Task brief: Pull every line that holds the word "results" from the entries.

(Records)
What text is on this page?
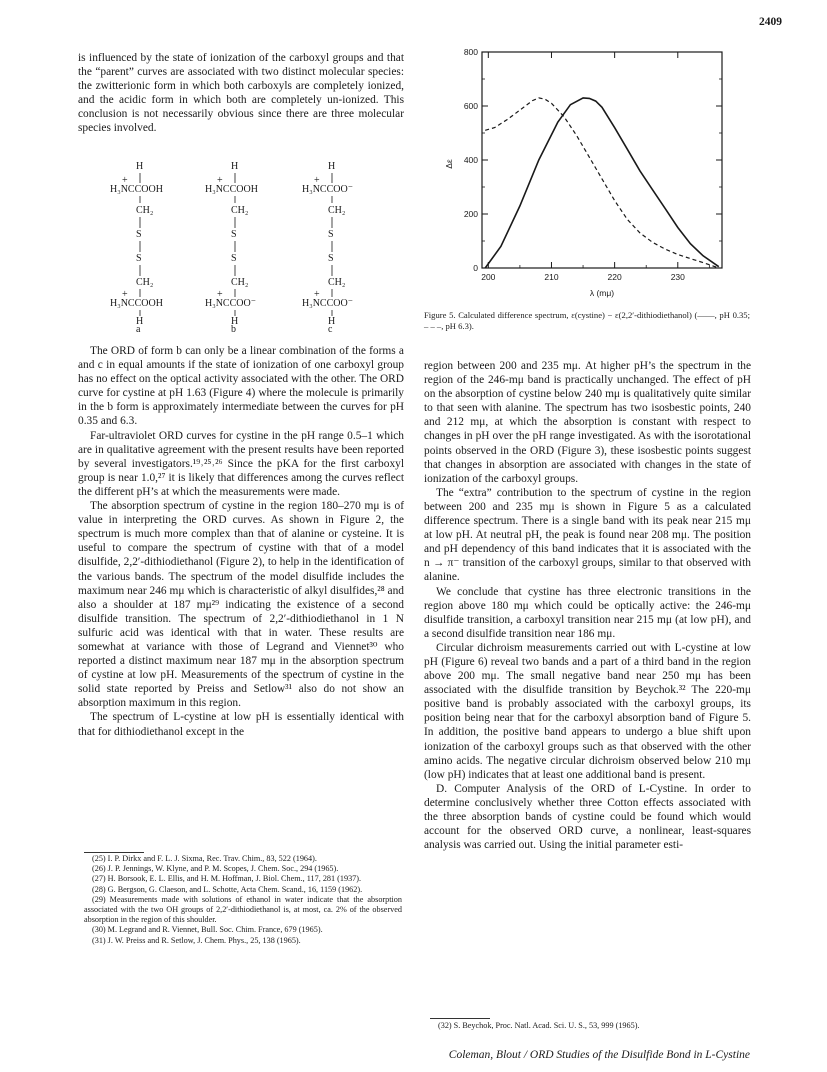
2409

is influenced by the state of ionization of the carboxyl groups and that the “parent” curves are associated with two distinct molecular species: the zwitterionic form in which both carboxyls are completely ionized, and the acidic form in which both are completely un-ionized. This conclusion is not necessarily obvious since there are three molecular species involved.

H
H₃NCCOOH
CH₂
S
S
CH₂
H₃NCCOOH
H
a
+
+
H
H₃NCCOOH
CH₂
S
S
CH₂
H₃NCCOO⁻
H
b
+
+
H
H₃NCCOO⁻
CH₂
S
S
CH₂
H₃NCCOO⁻
H
c
+
+

The ORD of form b can only be a linear combination of the forms a and c in equal amounts if the state of ionization of one carboxyl group has no effect on the optical activity associated with the other. The ORD curve for cystine at pH 1.63 (Figure 4) where the molecule is primarily in the b form is approximately intermediate between the curves for pH 0.35 and 6.3.

Far-ultraviolet ORD curves for cystine in the pH range 0.5–1 which are in qualitative agreement with the present results have been reported by several investigators.¹⁹˒²⁵˒²⁶ Since the pKA for the first carboxyl group is near 1.0,²⁷ it is likely that differences among the curves reflect the different pH’s at which the measurements were made.

The absorption spectrum of cystine in the region 180–270 mμ is of value in interpreting the ORD curves. As shown in Figure 2, the spectrum is much more complex than that of alanine or cysteine. It is useful to compare the spectrum of cystine with that of a model disulfide, 2,2′-dithiodiethanol (Figure 2), to help in the identification of the various bands. The spectrum of the model disulfide includes the maximum near 246 mμ which is characteristic of alkyl disulfides,²⁸ and also a shoulder at 187 mμ²⁹ indicating the existence of a second disulfide transition. The spectrum of 2,2′-dithiodiethanol in 1 N sulfuric acid was identical with that in water. These results are somewhat at variance with those of Legrand and Viennet³⁰ who reported a distinct maximum near 187 mμ in the absorption spectrum of cystine at low pH. Measurements of the spectrum of cystine in the solid state reported by Preiss and Setlow³¹ also do not show an absorption maximum in this region.

The spectrum of L-cystine at low pH is essentially identical with that for dithiodiethanol except in the

(25) I. P. Dirkx and F. L. J. Sixma, Rec. Trav. Chim., 83, 522 (1964).

(26) J. P. Jennings, W. Klyne, and P. M. Scopes, J. Chem. Soc., 294 (1965).

(27) H. Borsook, E. L. Ellis, and H. M. Hoffman, J. Biol. Chem., 117, 281 (1937).

(28) G. Bergson, G. Claeson, and L. Schotte, Acta Chem. Scand., 16, 1159 (1962).

(29) Measurements made with solutions of ethanol in water indicate that the absorption associated with the two OH groups of 2,2′-dithiodiethanol is, at most, ca. 2% of the observed absorption in the region of this shoulder.

(30) M. Legrand and R. Viennet, Bull. Soc. Chim. France, 679 (1965).

(31) J. W. Preiss and R. Setlow, J. Chem. Phys., 25, 138 (1965).

0
200
400
600
800
200	210	220	230
λ (mμ)
Δε
Figure 5. Calculated difference spectrum, ε(cystine) − ε(2,2′-dithiodiethanol) (——, pH 0.35; – – –, pH 6.3).

region between 200 and 235 mμ. At higher pH’s the spectrum in the region of the 246-mμ band is practically unchanged. The effect of pH on the absorption of cystine below 240 mμ is qualitatively quite similar to that seen with alanine. The spectrum has two isosbestic points, 240 and 212 mμ, at which the absorption is constant with respect to changes in pH over the pH range investigated. As with the isorotational points observed in the ORD (Figure 3), these isosbestic points suggest that changes in absorption are associated with changes in the state of ionization of the carboxyl groups.

The “extra” contribution to the spectrum of cystine in the region between 200 and 235 mμ is shown in Figure 5 as a calculated difference spectrum. There is a single band with its peak near 215 mμ at low pH. At neutral pH, the peak is found near 208 mμ. The position and pH dependency of this band indicates that it is associated with the n → π⁻ transition of the carboxyl groups, similar to that observed with alanine.

We conclude that cystine has three electronic transitions in the region above 180 mμ which could be optically active: the 246-mμ disulfide transition, a carboxyl transition near 215 mμ (at low pH), and a second disulfide transition near 186 mμ.

Circular dichroism measurements carried out with L-cystine at low pH (Figure 6) reveal two bands and a part of a third band in the region above 200 mμ. The small negative band near 250 mμ has been associated with the disulfide transition by Beychok.³² The 220-mμ positive band is probably associated with the carboxyl groups, its position being near that for the carboxyl absorption band of Figure 5. In addition, the positive band appears to undergo a blue shift upon ionization of the carboxyl groups such as that observed with the other amino acids. The negative circular dichroism observed below 210 mμ (low pH) indicates that at least one additional band is present.

D. Computer Analysis of the ORD of L-Cystine. In order to determine conclusively whether three Cotton effects associated with the three absorption bands of cystine could be found which would account for the observed ORD curve, a nonlinear, least-squares analysis was carried out. Using the initial parameter esti-

(32) S. Beychok, Proc. Natl. Acad. Sci. U. S., 53, 999 (1965).

Coleman, Blout / ORD Studies of the Disulfide Bond in L-Cystine
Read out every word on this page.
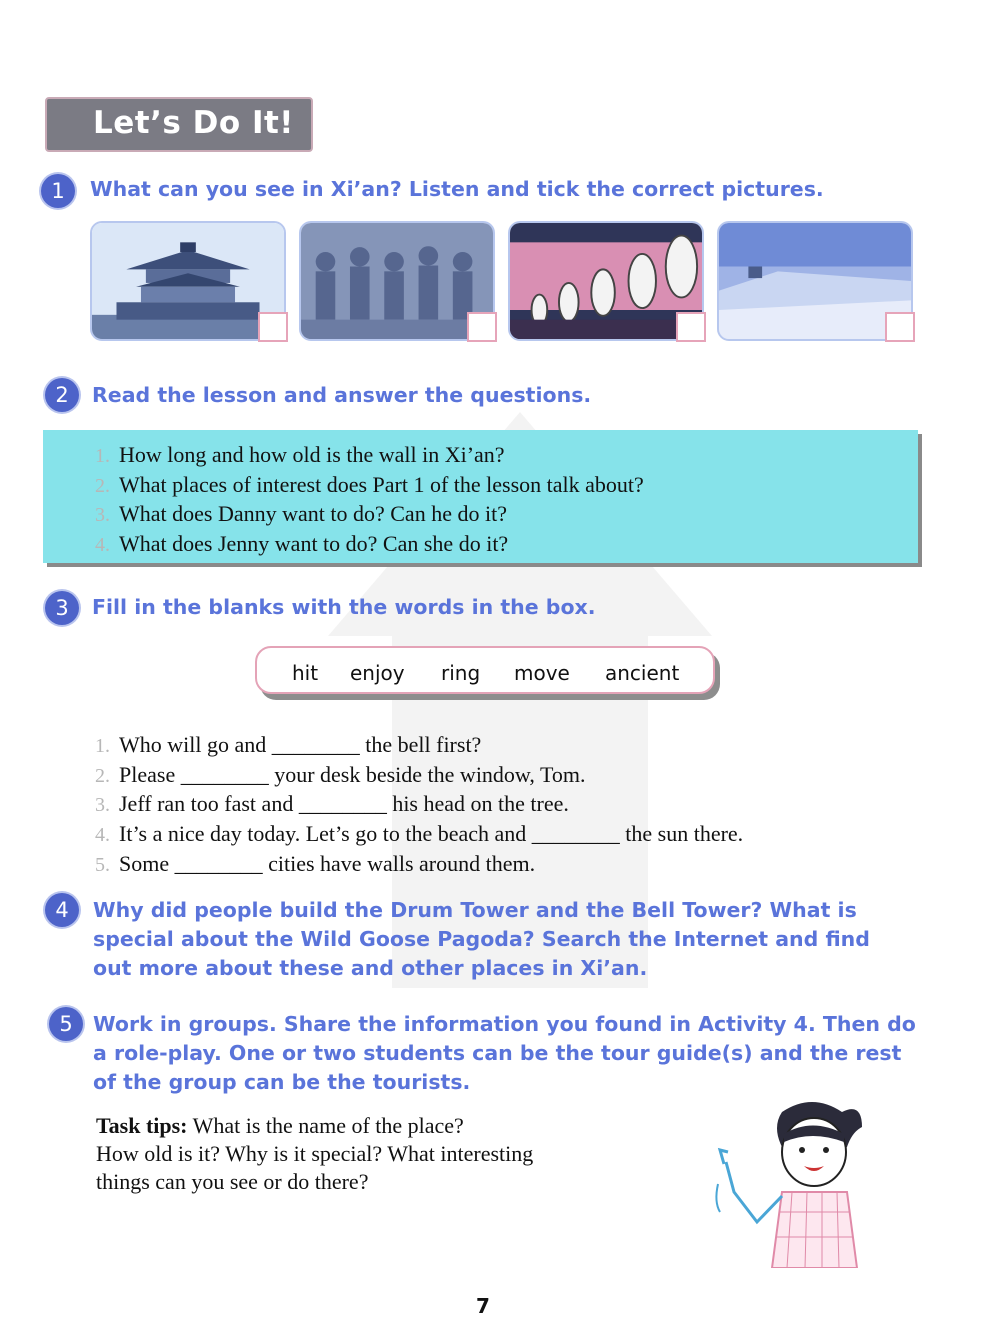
Let’s Do It!
1	What can you see in Xi’an? Listen and tick the correct pictures.
2	Read the lesson and answer the questions.
1. How long and how old is the wall in Xi’an?
2. What places of interest does Part 1 of the lesson talk about?
3. What does Danny want to do? Can he do it?
4. What does Jenny want to do? Can she do it?
3	Fill in the blanks with the words in the box.
hit enjoy ring move ancient
1. Who will go and ________ the bell first?
2. Please ________ your desk beside the window, Tom.
3. Jeff ran too fast and ________ his head on the tree.
4. It’s a nice day today. Let’s go to the beach and ________ the sun there.
5. Some ________ cities have walls around them.
4	Why did people build the Drum Tower and the Bell Tower? What is
special about the Wild Goose Pagoda? Search the Internet and find
out more about these and other places in Xi’an.
5 Work in groups. Share the information you found in Activity 4. Then do
a role-play. One or two students can be the tour guide(s) and the rest
of the group can be the tourists.
Task tips: What is the name of the place?
How old is it? Why is it special? What interesting
things can you see or do there?
7
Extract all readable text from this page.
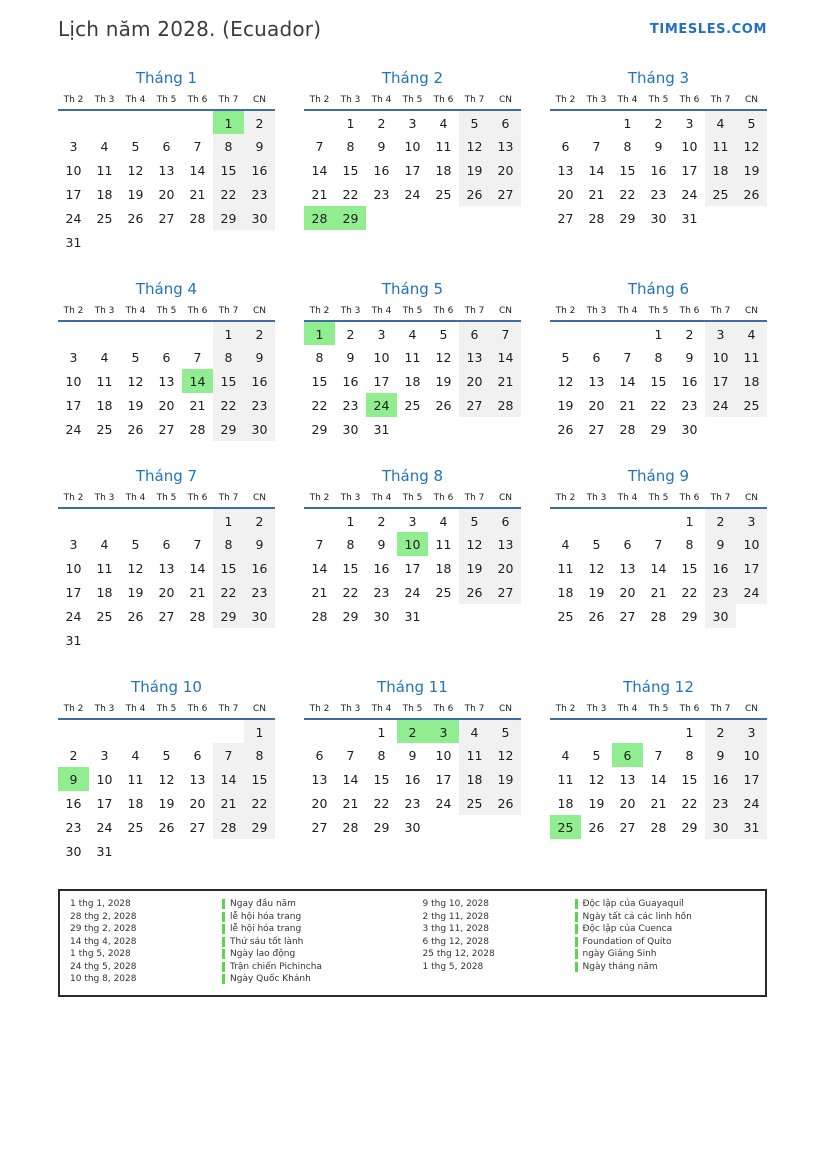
Lịch năm 2028. (Ecuador)	TIMESLES.COM
Tháng 1
Th 2	Th 3	Th 4	Th 5	Th 6	Th 7	CN
					1	2
3	4	5	6	7	8	9
10	11	12	13	14	15	16
17	18	19	20	21	22	23
24	25	26	27	28	29	30
31						
Tháng 2
Th 2	Th 3	Th 4	Th 5	Th 6	Th 7	CN
	1	2	3	4	5	6
7	8	9	10	11	12	13
14	15	16	17	18	19	20
21	22	23	24	25	26	27
28	29					
Tháng 3
Th 2	Th 3	Th 4	Th 5	Th 6	Th 7	CN
		1	2	3	4	5
6	7	8	9	10	11	12
13	14	15	16	17	18	19
20	21	22	23	24	25	26
27	28	29	30	31		
Tháng 4
Th 2	Th 3	Th 4	Th 5	Th 6	Th 7	CN
					1	2
3	4	5	6	7	8	9
10	11	12	13	14	15	16
17	18	19	20	21	22	23
24	25	26	27	28	29	30
Tháng 5
Th 2	Th 3	Th 4	Th 5	Th 6	Th 7	CN
1	2	3	4	5	6	7
8	9	10	11	12	13	14
15	16	17	18	19	20	21
22	23	24	25	26	27	28
29	30	31				
Tháng 6
Th 2	Th 3	Th 4	Th 5	Th 6	Th 7	CN
			1	2	3	4
5	6	7	8	9	10	11
12	13	14	15	16	17	18
19	20	21	22	23	24	25
26	27	28	29	30		
Tháng 7
Th 2	Th 3	Th 4	Th 5	Th 6	Th 7	CN
					1	2
3	4	5	6	7	8	9
10	11	12	13	14	15	16
17	18	19	20	21	22	23
24	25	26	27	28	29	30
31						
Tháng 8
Th 2	Th 3	Th 4	Th 5	Th 6	Th 7	CN
	1	2	3	4	5	6
7	8	9	10	11	12	13
14	15	16	17	18	19	20
21	22	23	24	25	26	27
28	29	30	31			
Tháng 9
Th 2	Th 3	Th 4	Th 5	Th 6	Th 7	CN
				1	2	3
4	5	6	7	8	9	10
11	12	13	14	15	16	17
18	19	20	21	22	23	24
25	26	27	28	29	30	
Tháng 10
Th 2	Th 3	Th 4	Th 5	Th 6	Th 7	CN
						1
2	3	4	5	6	7	8
9	10	11	12	13	14	15
16	17	18	19	20	21	22
23	24	25	26	27	28	29
30	31					
Tháng 11
Th 2	Th 3	Th 4	Th 5	Th 6	Th 7	CN
		1	2	3	4	5
6	7	8	9	10	11	12
13	14	15	16	17	18	19
20	21	22	23	24	25	26
27	28	29	30			
Tháng 12
Th 2	Th 3	Th 4	Th 5	Th 6	Th 7	CN
				1	2	3
4	5	6	7	8	9	10
11	12	13	14	15	16	17
18	19	20	21	22	23	24
25	26	27	28	29	30	31
1 thg 1, 2028	Ngay đầu năm
28 thg 2, 2028	lễ hội hóa trang
29 thg 2, 2028	lễ hội hóa trang
14 thg 4, 2028	Thứ sáu tốt lành
1 thg 5, 2028	Ngày lao động
24 thg 5, 2028	Trận chiến Pichincha
10 thg 8, 2028	Ngày Quốc Khánh
9 thg 10, 2028	Độc lập của Guayaquil
2 thg 11, 2028	Ngày tất cả các linh hồn
3 thg 11, 2028	Độc lập của Cuenca
6 thg 12, 2028	Foundation of Quito
25 thg 12, 2028	ngày Giáng Sinh
1 thg 5, 2028	Ngày tháng năm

Expected answer:
Far-ultraviolet ORD curves for cystine in the pH range 0.5–1 which are in qualitative agreement with the present results have been reported by several investigators.¹⁹˒²⁵˒²⁶ Since the pKA for the first carboxyl group is near 1.0,²⁷ it is likely that differences among the curves reflect the different pH’s at which the measurements were made.
The absorption spectrum of cystine in the region 180–270 mμ is of value in interpreting the ORD curves. As shown in Figure 2, the spectrum is much more complex than that of alanine or cysteine. It is useful to compare the spectrum of cystine with that of a model disulfide, 2,2′-dithiodiethanol (Figure 2), to help in the identification of the various bands. The spectrum of the model disulfide includes the maximum near 246 mμ which is characteristic of alkyl disulfides,²⁸ and also a shoulder at 187 mμ²⁹ indicating the existence of a second disulfide transition. The spectrum of 2,2′-dithiodiethanol in 1 N sulfuric acid was identical with that in water. These results are somewhat at variance with those of Legrand and Viennet³⁰ who reported a distinct maximum near 187 mμ in the absorption spectrum of cystine at low pH. Measurements of the spectrum of cystine in the solid state reported by Preiss and Setlow³¹ also do not show an absorption maximum in this region.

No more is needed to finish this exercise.